Collected data:
(begin)

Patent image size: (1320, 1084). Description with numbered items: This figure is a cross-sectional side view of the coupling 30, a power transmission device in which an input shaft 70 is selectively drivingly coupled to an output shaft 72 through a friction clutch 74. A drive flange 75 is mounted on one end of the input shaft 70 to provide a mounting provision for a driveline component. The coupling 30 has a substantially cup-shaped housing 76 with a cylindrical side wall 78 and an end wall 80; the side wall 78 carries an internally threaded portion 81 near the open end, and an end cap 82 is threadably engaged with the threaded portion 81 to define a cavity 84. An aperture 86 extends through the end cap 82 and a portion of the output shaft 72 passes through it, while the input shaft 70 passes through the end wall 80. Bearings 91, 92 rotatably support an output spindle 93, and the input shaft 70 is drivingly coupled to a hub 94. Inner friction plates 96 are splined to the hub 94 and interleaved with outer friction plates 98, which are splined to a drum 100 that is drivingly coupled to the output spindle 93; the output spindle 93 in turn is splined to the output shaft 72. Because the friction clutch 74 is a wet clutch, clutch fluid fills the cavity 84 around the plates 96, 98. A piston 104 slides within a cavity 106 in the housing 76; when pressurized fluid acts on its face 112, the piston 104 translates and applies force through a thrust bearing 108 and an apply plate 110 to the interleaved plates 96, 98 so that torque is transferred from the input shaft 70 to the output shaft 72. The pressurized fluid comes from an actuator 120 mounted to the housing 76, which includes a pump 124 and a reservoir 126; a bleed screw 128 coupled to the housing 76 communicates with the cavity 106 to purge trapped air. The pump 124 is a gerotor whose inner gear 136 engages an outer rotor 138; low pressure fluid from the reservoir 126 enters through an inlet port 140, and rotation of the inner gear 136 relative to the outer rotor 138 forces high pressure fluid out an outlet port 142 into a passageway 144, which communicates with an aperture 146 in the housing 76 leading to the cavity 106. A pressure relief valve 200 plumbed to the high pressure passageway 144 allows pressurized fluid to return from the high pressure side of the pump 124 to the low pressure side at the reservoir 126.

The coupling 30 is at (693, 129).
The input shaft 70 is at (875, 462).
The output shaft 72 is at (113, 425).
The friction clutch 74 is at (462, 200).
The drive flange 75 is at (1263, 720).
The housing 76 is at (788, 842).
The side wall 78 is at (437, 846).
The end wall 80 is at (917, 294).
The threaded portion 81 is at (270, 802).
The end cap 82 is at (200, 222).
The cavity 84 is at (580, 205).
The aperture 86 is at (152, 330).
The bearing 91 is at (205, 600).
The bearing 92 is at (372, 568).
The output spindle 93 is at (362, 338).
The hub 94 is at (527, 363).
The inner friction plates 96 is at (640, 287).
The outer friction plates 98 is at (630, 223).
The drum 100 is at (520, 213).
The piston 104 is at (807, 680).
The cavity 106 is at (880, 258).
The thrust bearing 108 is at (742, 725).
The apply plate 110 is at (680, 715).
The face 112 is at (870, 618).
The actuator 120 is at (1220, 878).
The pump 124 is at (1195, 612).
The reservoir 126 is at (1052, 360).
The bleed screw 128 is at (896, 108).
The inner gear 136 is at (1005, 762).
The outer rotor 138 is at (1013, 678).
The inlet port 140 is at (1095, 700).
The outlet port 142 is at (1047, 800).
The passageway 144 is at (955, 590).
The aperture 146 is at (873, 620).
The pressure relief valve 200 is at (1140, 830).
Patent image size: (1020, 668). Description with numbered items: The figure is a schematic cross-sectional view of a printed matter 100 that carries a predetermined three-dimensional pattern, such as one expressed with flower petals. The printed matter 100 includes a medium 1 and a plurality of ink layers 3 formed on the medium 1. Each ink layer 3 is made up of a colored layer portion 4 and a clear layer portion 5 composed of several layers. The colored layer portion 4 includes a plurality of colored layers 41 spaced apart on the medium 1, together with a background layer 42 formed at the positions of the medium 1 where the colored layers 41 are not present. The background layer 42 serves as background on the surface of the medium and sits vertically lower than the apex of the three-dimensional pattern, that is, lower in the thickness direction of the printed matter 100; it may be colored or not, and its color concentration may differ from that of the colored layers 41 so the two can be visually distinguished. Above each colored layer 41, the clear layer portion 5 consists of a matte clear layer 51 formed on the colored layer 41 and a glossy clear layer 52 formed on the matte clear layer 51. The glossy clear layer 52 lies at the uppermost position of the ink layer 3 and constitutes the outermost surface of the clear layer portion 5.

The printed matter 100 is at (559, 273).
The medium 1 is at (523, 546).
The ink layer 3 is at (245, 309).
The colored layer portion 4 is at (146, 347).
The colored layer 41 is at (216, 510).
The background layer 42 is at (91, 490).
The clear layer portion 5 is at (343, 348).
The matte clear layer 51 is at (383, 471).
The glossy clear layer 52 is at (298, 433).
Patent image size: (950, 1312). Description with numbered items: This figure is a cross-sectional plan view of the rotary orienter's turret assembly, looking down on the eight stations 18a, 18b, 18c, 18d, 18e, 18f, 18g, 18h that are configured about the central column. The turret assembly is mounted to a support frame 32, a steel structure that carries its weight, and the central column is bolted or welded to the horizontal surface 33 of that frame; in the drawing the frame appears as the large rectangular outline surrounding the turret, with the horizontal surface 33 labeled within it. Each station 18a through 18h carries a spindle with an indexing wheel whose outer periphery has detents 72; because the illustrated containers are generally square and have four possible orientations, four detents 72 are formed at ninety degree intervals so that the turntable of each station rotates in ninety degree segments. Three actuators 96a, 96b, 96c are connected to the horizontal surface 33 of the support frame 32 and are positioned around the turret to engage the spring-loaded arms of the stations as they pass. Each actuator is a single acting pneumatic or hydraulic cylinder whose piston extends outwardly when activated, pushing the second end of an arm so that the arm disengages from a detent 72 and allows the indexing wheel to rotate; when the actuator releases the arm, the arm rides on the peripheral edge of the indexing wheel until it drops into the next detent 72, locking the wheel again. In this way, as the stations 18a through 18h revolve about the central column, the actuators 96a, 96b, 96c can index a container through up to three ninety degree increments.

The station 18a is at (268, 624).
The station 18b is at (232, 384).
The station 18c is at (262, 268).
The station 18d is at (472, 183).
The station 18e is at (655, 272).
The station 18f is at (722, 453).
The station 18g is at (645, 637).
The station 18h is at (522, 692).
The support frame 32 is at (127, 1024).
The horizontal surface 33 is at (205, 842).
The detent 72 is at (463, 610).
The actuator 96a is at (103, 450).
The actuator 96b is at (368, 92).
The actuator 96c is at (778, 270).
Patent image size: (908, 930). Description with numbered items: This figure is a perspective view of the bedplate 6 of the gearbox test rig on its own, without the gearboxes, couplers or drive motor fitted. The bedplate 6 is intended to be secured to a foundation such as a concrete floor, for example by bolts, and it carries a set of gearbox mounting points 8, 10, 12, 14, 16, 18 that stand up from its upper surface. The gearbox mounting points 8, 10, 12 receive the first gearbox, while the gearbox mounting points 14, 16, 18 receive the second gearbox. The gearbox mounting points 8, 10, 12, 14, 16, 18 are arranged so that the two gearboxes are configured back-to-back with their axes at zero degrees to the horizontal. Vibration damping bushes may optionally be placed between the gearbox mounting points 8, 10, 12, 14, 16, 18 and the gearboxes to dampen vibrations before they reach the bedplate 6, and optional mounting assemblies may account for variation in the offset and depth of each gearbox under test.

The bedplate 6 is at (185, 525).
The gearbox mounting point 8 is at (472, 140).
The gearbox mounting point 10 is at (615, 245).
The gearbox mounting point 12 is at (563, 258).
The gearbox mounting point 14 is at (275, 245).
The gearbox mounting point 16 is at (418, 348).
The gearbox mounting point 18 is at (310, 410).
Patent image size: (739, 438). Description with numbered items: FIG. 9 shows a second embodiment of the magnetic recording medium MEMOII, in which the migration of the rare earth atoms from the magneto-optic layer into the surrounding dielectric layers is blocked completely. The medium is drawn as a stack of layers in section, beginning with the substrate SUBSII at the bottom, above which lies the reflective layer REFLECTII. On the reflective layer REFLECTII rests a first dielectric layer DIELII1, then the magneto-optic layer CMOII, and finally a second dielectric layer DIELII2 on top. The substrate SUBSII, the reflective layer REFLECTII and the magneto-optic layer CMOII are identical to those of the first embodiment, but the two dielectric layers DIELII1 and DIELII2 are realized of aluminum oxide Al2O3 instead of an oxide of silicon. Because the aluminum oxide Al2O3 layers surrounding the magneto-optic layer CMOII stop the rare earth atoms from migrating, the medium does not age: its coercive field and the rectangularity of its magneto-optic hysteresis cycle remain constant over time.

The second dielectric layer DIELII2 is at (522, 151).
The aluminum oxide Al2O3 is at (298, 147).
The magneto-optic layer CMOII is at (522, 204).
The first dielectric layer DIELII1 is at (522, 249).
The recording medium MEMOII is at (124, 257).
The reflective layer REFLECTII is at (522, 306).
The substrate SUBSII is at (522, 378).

(end)

Please copy out the lines from the one that contains "Patent image size: (908, 930)." through the one that contains "The gearbox mounting point 18", switching "drive motor" to "input motor" and changing nothing else.

Patent image size: (908, 930). Description with numbered items: This figure is a perspective view of the bedplate 6 of the gearbox test rig on its own, without the gearboxes, couplers or input motor fitted. The bedplate 6 is intended to be secured to a foundation such as a concrete floor, for example by bolts, and it carries a set of gearbox mounting points 8, 10, 12, 14, 16, 18 that stand up from its upper surface. The gearbox mounting points 8, 10, 12 receive the first gearbox, while the gearbox mounting points 14, 16, 18 receive the second gearbox. The gearbox mounting points 8, 10, 12, 14, 16, 18 are arranged so that the two gearboxes are configured back-to-back with their axes at zero degrees to the horizontal. Vibration damping bushes may optionally be placed between the gearbox mounting points 8, 10, 12, 14, 16, 18 and the gearboxes to dampen vibrations before they reach the bedplate 6, and optional mounting assemblies may account for variation in the offset and depth of each gearbox under test.

The bedplate 6 is at (185, 525).
The gearbox mounting point 8 is at (472, 140).
The gearbox mounting point 10 is at (615, 245).
The gearbox mounting point 12 is at (563, 258).
The gearbox mounting point 14 is at (275, 245).
The gearbox mounting point 16 is at (418, 348).
The gearbox mounting point 18 is at (310, 410).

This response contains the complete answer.